→ TO BE DONE
Look through the data below. Show each line where the string "symbol" occurs.

→ TASK MATERIAL
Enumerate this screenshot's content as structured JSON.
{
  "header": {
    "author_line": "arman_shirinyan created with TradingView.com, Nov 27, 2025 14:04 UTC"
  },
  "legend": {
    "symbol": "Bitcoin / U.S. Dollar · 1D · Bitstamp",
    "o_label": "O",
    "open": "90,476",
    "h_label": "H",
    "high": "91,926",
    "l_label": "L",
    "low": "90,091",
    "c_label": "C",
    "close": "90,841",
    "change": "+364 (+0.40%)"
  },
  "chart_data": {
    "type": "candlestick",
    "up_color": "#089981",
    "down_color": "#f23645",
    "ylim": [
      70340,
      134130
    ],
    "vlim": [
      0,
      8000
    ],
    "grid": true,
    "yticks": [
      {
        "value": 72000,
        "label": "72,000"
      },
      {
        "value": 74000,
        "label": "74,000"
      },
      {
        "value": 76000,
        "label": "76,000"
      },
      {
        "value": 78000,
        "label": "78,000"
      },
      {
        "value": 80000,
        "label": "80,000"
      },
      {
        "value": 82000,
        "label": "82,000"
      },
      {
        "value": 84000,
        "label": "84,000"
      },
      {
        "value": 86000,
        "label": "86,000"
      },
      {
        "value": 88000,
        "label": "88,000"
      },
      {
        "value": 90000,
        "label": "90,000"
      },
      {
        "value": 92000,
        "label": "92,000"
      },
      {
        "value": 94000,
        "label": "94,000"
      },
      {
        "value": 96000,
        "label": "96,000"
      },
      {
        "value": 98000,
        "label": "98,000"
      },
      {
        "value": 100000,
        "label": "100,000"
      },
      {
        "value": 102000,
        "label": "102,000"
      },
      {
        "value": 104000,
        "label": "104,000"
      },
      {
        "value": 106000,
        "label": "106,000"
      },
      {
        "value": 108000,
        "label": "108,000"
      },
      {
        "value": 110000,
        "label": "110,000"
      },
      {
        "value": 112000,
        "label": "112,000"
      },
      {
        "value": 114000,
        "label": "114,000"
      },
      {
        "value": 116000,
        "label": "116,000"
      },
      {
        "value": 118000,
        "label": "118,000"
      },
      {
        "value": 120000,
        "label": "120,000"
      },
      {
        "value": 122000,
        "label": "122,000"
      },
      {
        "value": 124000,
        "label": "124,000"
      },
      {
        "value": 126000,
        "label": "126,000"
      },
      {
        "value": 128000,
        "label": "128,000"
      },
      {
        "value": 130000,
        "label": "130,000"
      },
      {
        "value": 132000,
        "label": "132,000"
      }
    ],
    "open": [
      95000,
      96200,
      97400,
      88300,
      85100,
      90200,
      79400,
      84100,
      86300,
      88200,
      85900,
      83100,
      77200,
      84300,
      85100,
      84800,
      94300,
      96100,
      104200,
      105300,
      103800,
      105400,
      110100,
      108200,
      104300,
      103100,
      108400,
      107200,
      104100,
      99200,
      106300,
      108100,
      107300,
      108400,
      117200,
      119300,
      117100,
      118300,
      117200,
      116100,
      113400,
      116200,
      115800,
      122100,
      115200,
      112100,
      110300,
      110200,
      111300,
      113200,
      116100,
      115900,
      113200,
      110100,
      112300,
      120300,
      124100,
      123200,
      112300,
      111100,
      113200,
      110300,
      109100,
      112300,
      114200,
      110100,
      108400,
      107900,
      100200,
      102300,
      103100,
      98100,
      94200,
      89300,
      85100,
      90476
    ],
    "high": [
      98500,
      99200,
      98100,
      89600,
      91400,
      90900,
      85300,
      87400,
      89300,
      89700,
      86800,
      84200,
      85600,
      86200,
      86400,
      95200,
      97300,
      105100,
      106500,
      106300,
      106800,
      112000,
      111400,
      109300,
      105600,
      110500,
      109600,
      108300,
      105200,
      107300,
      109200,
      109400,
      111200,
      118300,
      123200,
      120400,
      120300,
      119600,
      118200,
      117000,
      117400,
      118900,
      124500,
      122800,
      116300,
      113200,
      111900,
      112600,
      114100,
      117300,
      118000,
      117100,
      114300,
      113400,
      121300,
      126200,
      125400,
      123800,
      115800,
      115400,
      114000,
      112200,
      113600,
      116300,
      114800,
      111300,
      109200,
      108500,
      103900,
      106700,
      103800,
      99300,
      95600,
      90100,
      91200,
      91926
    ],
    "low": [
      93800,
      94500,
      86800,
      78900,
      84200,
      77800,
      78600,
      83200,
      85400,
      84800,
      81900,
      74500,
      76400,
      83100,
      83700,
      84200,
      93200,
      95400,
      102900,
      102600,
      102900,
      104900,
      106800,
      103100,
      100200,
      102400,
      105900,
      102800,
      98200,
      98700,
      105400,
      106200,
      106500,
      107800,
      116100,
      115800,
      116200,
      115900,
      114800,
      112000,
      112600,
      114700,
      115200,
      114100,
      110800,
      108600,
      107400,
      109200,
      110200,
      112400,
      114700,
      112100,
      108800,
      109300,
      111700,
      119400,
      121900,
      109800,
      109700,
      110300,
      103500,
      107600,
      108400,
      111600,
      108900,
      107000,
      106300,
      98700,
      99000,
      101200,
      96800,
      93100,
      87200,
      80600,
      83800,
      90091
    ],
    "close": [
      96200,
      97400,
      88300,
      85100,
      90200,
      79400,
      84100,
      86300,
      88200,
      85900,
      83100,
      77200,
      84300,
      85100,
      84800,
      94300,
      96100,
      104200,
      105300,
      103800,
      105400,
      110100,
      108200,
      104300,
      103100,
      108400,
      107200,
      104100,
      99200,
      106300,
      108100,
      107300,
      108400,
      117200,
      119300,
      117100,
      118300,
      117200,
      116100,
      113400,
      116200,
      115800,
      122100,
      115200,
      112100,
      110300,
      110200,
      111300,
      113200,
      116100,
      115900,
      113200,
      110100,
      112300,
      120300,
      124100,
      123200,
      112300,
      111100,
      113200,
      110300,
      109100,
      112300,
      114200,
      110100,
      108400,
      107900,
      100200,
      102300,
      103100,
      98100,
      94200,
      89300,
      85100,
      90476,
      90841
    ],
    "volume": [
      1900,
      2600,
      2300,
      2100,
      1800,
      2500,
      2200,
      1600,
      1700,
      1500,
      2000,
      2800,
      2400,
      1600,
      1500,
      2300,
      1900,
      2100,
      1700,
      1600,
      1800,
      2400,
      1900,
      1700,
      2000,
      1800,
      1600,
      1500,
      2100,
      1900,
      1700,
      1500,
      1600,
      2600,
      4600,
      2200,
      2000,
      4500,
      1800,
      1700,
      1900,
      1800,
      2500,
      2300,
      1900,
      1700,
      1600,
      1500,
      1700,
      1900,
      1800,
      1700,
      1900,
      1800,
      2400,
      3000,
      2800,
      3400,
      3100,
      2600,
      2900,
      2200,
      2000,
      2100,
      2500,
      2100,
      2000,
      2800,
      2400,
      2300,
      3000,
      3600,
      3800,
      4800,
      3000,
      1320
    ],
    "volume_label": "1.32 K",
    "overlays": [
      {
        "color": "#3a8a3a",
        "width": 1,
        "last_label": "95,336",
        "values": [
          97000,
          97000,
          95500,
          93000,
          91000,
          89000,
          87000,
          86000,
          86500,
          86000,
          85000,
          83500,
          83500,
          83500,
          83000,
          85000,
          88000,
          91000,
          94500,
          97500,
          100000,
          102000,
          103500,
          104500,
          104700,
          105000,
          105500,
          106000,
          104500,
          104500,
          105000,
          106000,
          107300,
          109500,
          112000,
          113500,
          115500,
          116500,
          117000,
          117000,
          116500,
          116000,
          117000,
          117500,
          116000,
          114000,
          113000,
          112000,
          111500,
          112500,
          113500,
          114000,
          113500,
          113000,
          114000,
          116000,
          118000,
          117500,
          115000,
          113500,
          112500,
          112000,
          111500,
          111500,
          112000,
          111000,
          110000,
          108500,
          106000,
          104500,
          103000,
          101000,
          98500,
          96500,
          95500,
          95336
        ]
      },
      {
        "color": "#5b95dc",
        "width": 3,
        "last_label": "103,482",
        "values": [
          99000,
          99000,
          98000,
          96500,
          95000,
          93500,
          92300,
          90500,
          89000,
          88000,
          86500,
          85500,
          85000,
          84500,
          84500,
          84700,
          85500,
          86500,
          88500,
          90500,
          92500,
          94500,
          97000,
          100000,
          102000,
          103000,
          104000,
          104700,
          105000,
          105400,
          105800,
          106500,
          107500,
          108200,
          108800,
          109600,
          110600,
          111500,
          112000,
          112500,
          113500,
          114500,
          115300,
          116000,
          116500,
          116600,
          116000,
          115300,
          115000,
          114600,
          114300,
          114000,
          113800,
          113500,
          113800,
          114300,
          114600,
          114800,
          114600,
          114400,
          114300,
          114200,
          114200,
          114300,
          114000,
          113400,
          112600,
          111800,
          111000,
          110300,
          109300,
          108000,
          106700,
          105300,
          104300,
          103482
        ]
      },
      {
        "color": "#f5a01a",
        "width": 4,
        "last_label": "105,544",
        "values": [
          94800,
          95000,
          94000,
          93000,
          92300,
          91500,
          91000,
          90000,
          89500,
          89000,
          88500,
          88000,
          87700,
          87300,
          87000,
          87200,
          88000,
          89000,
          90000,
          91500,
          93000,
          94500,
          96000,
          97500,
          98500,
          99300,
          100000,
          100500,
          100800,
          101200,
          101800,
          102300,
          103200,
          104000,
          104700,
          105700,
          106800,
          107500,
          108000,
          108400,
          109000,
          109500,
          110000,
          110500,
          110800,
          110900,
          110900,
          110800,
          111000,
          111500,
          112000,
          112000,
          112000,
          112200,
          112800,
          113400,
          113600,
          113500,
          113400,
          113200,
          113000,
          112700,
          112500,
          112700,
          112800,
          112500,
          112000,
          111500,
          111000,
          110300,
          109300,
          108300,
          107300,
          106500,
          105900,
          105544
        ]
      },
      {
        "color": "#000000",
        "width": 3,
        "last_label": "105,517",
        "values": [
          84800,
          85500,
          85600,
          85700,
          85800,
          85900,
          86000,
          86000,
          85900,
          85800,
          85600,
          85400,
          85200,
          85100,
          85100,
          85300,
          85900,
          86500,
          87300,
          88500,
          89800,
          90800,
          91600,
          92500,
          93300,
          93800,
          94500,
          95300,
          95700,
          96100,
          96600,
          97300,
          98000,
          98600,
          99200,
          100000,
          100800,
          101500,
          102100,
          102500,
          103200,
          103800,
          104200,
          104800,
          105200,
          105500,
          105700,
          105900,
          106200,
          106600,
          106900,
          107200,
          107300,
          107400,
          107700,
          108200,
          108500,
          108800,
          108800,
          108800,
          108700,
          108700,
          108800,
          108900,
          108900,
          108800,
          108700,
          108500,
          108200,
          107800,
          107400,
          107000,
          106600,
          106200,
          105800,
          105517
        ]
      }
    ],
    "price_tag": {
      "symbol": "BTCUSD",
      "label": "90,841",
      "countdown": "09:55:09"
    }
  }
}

→ SOLUTION BELOW
    "symbol": "Bitcoin / U.S. Dollar · 1D · Bitstamp",
      "symbol": "BTCUSD",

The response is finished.